• WHAT TO WORK ON:
Lift out each line of the data that holds "value".

---- INFORMATION GIVEN

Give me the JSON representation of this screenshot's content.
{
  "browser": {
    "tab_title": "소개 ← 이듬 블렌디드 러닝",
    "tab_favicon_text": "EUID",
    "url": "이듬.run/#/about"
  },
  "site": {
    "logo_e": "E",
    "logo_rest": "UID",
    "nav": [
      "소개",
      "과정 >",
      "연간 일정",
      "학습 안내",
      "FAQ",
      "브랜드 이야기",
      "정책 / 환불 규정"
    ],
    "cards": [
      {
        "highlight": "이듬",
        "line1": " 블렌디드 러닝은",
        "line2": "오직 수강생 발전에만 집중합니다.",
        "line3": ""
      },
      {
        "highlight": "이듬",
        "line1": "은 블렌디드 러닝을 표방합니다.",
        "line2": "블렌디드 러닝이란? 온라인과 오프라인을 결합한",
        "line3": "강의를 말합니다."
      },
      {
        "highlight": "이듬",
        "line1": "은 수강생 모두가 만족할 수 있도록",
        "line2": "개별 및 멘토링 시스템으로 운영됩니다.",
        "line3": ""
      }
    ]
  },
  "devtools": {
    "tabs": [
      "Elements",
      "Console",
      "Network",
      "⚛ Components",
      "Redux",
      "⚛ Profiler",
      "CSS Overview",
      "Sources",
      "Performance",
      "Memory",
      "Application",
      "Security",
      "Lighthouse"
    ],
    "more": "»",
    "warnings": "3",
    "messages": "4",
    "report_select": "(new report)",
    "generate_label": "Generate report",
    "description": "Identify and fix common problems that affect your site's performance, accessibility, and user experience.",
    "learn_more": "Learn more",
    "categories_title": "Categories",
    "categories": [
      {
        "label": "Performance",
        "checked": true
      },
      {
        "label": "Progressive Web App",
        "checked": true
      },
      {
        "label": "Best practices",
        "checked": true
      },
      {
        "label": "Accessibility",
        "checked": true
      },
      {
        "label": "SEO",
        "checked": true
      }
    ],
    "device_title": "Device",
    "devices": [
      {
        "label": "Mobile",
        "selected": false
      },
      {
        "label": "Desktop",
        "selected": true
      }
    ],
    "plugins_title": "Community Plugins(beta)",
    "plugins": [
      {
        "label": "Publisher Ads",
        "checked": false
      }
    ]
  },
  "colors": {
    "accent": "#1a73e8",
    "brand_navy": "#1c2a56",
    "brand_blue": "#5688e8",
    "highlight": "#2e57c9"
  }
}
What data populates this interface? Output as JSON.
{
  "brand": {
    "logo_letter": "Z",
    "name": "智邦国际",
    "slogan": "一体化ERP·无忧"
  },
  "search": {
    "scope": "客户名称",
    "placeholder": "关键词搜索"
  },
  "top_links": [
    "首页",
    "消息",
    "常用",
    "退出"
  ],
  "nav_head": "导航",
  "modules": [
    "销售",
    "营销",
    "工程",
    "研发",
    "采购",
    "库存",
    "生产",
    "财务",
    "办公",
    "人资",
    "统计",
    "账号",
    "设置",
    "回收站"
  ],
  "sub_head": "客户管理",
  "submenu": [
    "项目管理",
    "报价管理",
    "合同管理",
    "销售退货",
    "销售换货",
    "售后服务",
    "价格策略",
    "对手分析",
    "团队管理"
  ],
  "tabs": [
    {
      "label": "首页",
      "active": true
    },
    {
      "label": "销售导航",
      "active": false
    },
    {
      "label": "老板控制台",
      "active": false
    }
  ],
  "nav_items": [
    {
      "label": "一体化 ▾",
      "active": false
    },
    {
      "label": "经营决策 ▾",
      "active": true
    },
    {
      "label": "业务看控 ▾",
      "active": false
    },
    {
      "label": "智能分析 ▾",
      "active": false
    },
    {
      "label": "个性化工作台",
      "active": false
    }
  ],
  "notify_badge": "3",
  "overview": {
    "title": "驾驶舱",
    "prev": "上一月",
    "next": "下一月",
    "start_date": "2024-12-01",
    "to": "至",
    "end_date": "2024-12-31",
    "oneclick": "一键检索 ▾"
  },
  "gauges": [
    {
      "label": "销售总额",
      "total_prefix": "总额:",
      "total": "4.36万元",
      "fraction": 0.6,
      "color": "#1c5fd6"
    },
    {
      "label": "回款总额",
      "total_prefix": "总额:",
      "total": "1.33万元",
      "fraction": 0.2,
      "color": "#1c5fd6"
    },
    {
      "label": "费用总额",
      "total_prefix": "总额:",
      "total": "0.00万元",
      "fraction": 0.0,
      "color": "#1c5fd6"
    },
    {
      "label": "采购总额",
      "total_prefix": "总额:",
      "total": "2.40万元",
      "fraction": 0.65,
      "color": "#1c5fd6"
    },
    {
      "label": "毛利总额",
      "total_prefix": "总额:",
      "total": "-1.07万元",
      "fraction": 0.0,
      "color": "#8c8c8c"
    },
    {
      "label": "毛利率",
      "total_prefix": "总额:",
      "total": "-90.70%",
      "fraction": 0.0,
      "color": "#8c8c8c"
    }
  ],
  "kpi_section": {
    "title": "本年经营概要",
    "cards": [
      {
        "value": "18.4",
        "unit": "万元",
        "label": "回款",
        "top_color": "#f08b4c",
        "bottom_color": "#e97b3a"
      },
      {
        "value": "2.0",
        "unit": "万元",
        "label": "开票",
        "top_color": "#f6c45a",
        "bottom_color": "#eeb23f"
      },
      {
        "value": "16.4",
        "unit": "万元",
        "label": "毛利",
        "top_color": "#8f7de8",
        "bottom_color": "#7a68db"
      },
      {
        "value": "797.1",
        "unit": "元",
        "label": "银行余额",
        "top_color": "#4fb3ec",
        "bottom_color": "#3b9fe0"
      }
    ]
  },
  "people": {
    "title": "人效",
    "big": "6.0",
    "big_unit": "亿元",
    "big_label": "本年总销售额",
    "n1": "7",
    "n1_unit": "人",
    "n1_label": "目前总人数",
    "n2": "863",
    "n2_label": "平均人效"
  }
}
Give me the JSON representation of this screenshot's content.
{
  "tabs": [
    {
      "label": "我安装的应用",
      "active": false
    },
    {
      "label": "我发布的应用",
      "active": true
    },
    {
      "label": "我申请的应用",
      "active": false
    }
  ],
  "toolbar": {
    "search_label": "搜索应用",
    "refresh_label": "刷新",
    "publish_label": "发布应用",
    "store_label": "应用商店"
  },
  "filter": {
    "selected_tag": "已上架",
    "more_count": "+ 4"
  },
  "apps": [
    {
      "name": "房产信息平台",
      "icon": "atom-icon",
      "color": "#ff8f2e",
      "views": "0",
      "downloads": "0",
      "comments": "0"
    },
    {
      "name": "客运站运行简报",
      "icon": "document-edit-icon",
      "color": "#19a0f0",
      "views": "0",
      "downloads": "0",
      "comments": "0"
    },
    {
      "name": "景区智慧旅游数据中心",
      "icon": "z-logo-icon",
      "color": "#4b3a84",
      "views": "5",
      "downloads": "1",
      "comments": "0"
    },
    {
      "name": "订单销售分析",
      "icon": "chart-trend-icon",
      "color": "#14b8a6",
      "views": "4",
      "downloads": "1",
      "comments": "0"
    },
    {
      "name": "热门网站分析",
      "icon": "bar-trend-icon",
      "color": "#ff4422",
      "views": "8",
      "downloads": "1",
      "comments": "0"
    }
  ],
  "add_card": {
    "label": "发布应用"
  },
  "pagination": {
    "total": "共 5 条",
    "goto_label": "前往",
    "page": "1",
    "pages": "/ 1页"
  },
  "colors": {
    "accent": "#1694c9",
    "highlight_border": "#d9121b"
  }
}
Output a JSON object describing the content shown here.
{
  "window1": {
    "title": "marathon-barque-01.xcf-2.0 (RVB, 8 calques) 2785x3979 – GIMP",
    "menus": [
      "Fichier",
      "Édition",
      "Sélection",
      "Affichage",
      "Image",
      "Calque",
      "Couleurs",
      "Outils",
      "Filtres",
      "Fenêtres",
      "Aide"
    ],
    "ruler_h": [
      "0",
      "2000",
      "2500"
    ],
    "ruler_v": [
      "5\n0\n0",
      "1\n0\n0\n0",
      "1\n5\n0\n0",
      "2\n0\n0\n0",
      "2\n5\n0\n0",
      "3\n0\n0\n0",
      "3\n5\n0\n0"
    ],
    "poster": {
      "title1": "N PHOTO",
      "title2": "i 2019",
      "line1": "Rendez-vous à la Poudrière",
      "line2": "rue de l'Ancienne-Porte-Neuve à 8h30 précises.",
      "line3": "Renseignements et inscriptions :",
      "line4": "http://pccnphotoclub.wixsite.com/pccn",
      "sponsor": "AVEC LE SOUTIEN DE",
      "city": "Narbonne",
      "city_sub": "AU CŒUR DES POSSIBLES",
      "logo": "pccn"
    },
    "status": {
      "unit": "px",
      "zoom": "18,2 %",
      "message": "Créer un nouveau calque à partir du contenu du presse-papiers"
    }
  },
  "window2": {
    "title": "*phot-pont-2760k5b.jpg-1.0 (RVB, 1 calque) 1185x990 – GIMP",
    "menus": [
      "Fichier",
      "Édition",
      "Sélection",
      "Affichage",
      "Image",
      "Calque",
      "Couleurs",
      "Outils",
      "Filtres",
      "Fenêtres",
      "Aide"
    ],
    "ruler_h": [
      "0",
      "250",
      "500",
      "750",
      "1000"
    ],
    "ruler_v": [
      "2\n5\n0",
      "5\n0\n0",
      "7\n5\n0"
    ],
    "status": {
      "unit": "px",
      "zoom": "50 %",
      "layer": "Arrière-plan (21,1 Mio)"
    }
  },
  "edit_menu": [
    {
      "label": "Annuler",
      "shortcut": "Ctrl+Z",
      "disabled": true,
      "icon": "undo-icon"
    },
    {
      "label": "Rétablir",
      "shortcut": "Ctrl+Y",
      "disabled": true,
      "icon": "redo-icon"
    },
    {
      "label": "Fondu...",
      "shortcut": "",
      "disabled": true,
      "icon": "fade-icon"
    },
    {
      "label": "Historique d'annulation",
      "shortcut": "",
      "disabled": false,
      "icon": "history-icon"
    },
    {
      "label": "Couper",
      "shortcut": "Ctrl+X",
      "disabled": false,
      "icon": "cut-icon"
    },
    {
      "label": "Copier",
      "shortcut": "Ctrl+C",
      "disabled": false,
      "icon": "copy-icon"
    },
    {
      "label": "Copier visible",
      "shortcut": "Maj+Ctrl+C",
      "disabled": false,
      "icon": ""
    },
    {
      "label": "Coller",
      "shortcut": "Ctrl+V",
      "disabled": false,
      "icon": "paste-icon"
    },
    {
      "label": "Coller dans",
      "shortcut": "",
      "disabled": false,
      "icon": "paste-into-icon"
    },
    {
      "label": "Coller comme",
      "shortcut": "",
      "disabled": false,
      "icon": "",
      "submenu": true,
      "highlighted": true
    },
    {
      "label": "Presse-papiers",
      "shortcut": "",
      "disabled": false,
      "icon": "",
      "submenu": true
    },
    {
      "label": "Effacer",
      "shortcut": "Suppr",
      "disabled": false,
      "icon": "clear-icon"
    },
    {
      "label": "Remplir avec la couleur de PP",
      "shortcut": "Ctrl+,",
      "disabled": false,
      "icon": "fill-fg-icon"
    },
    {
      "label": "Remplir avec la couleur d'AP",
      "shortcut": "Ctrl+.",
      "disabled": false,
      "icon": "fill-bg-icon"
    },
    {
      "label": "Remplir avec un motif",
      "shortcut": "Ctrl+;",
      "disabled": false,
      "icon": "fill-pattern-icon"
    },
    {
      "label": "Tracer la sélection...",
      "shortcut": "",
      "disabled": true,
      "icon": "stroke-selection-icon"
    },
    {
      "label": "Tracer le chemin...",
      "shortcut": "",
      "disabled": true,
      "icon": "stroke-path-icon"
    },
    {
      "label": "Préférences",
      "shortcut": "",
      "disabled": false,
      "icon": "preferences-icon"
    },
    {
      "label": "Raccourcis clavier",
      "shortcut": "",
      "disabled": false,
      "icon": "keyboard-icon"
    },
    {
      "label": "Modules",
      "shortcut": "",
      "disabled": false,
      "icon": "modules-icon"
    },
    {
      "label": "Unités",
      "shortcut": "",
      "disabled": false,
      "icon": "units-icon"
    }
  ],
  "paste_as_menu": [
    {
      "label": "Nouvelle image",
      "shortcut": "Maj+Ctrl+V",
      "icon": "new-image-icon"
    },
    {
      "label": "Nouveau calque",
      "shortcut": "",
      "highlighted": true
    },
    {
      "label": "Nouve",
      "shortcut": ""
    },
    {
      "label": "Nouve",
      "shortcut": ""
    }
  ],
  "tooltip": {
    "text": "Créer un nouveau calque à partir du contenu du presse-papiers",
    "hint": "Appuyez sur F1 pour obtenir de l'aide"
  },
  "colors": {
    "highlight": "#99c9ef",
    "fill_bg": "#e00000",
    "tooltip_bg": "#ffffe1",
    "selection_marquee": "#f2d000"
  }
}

--------

• WRITTEN ANSWER:
        "value": "18.4",
        "value": "2.0",
        "value": "16.4",
        "value": "797.1",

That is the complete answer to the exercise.